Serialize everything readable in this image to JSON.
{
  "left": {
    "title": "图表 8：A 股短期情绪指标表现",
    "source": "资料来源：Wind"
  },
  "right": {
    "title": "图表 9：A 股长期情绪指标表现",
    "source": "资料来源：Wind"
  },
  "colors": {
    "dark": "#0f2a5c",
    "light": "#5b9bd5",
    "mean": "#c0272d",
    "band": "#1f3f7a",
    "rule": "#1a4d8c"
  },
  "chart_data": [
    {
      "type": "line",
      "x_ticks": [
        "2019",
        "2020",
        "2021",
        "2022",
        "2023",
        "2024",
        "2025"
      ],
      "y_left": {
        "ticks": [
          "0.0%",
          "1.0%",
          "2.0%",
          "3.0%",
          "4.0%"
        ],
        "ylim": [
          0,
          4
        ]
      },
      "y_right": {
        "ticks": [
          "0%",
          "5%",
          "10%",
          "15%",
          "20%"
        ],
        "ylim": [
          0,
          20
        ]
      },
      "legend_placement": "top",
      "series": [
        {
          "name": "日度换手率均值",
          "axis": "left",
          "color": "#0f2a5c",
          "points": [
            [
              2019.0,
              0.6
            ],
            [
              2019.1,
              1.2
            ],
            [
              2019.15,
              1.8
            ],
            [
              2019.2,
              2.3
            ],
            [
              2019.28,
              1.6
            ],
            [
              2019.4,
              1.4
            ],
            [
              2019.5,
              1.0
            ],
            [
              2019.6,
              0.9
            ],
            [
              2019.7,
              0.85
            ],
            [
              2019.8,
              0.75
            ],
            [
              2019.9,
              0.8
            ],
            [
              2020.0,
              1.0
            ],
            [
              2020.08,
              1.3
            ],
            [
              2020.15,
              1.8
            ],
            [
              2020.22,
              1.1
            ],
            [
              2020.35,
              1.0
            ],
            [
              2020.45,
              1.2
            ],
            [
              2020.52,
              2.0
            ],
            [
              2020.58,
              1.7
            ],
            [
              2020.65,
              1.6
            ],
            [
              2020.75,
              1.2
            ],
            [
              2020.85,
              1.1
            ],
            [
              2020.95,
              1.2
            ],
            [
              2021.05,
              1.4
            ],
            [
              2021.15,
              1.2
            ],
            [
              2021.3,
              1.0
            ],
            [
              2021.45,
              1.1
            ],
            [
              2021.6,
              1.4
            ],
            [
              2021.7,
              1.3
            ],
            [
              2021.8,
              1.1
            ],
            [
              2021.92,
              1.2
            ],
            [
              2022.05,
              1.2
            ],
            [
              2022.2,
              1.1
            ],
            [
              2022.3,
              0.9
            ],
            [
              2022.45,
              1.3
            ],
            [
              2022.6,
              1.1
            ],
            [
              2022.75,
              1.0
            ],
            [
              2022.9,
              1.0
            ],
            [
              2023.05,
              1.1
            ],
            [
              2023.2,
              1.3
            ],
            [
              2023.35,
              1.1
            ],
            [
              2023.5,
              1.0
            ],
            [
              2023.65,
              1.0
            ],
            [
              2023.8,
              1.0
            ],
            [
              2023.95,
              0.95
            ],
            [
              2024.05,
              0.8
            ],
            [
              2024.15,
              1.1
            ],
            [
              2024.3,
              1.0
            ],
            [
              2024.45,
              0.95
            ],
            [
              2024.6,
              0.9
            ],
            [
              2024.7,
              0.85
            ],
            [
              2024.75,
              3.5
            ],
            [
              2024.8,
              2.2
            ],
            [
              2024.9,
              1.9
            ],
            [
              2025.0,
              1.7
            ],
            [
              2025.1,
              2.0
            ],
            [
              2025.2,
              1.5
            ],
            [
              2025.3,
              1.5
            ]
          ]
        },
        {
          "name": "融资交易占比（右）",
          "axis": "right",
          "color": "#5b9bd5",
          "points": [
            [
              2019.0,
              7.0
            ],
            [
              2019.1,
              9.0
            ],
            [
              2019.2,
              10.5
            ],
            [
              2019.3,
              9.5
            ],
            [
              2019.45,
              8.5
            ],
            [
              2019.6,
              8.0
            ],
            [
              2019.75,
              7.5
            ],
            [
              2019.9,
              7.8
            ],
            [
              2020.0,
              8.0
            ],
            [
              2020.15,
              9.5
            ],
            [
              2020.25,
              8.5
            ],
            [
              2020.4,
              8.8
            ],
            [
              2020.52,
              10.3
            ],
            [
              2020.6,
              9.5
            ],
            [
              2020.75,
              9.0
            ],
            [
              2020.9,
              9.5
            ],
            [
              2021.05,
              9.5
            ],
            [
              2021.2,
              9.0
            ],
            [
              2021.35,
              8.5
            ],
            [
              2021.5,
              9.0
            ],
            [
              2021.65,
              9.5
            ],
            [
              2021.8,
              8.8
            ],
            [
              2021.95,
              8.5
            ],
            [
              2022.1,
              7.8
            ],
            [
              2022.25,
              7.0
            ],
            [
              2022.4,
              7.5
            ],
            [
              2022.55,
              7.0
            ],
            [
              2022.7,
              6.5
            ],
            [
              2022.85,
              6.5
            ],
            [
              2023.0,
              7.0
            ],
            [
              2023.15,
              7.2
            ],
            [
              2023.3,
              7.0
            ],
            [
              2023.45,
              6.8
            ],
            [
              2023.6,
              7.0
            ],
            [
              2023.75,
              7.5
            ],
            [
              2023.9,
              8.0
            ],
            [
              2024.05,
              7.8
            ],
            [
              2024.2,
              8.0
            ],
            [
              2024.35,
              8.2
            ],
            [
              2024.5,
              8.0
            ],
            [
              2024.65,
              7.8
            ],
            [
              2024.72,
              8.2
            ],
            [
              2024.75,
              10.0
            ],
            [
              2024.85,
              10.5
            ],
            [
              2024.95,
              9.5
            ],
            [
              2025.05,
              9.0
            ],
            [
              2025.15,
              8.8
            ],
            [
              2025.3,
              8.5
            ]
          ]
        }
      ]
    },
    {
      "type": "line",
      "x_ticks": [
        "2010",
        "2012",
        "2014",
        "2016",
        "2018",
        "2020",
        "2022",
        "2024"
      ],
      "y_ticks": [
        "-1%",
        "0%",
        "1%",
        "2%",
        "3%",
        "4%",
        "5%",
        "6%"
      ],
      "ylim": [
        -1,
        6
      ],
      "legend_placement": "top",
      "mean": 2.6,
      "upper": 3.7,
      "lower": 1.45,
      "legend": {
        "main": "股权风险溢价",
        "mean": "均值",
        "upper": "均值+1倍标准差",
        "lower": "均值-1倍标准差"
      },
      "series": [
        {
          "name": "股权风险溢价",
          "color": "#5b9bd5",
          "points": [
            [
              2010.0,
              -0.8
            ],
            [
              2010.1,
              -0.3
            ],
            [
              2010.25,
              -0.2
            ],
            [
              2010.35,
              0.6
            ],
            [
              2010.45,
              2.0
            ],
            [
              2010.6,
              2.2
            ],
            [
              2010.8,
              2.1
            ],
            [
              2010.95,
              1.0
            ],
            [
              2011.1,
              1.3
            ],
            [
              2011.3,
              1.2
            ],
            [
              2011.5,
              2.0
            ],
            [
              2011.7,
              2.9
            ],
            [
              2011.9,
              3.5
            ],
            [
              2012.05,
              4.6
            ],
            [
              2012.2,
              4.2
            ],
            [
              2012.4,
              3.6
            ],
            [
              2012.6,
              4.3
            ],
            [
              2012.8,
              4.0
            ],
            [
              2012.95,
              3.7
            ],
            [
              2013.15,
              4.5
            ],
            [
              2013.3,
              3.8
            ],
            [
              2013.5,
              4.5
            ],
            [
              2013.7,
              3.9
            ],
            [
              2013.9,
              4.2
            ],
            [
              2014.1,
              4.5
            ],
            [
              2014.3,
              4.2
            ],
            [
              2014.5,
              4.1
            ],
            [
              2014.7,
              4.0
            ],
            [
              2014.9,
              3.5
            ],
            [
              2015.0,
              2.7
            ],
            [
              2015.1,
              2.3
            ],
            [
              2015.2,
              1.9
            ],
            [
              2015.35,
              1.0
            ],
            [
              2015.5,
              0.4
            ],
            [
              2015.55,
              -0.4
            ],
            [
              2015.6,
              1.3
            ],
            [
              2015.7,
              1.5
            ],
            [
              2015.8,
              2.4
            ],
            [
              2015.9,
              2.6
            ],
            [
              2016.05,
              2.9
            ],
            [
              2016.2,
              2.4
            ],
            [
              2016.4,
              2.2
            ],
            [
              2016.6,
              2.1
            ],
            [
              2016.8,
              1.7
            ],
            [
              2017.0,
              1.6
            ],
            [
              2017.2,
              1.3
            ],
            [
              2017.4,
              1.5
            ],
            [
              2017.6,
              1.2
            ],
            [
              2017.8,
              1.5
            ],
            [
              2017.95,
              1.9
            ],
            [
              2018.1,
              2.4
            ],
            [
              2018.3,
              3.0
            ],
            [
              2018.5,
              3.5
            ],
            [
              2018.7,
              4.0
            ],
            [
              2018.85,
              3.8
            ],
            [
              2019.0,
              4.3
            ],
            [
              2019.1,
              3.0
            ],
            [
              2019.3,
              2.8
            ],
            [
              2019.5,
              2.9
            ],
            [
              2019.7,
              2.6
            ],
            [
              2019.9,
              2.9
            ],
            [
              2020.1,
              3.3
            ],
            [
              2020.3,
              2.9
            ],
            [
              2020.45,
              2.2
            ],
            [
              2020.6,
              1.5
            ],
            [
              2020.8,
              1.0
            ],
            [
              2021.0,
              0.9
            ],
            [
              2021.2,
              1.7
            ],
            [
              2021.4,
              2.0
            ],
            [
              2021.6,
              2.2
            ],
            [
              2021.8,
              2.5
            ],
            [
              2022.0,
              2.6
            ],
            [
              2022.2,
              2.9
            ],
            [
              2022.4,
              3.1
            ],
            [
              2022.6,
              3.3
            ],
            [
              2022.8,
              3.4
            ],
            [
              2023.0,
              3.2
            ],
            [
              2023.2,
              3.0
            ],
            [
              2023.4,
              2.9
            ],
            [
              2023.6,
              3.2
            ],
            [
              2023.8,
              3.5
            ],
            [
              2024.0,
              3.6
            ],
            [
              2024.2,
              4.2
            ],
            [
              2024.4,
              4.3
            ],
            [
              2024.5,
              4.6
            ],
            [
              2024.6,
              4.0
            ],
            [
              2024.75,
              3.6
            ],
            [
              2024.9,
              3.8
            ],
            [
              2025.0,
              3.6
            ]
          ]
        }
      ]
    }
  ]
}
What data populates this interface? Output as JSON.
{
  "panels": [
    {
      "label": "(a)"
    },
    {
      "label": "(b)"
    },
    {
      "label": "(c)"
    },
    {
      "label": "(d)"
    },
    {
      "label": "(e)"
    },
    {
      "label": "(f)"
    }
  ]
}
# # #
#### WRITTEN PROBLEM:
Reproduce, word for word, every line starting at the line that contains "What data populates" and ending with the final line of the entries.

#### RESULT OF THE TASK:
What data populates this interface? Output as JSON.
{
  "panels": [
    {
      "label": "(a)"
    },
    {
      "label": "(b)"
    },
    {
      "label": "(c)"
    },
    {
      "label": "(d)"
    },
    {
      "label": "(e)"
    },
    {
      "label": "(f)"
    }
  ]
}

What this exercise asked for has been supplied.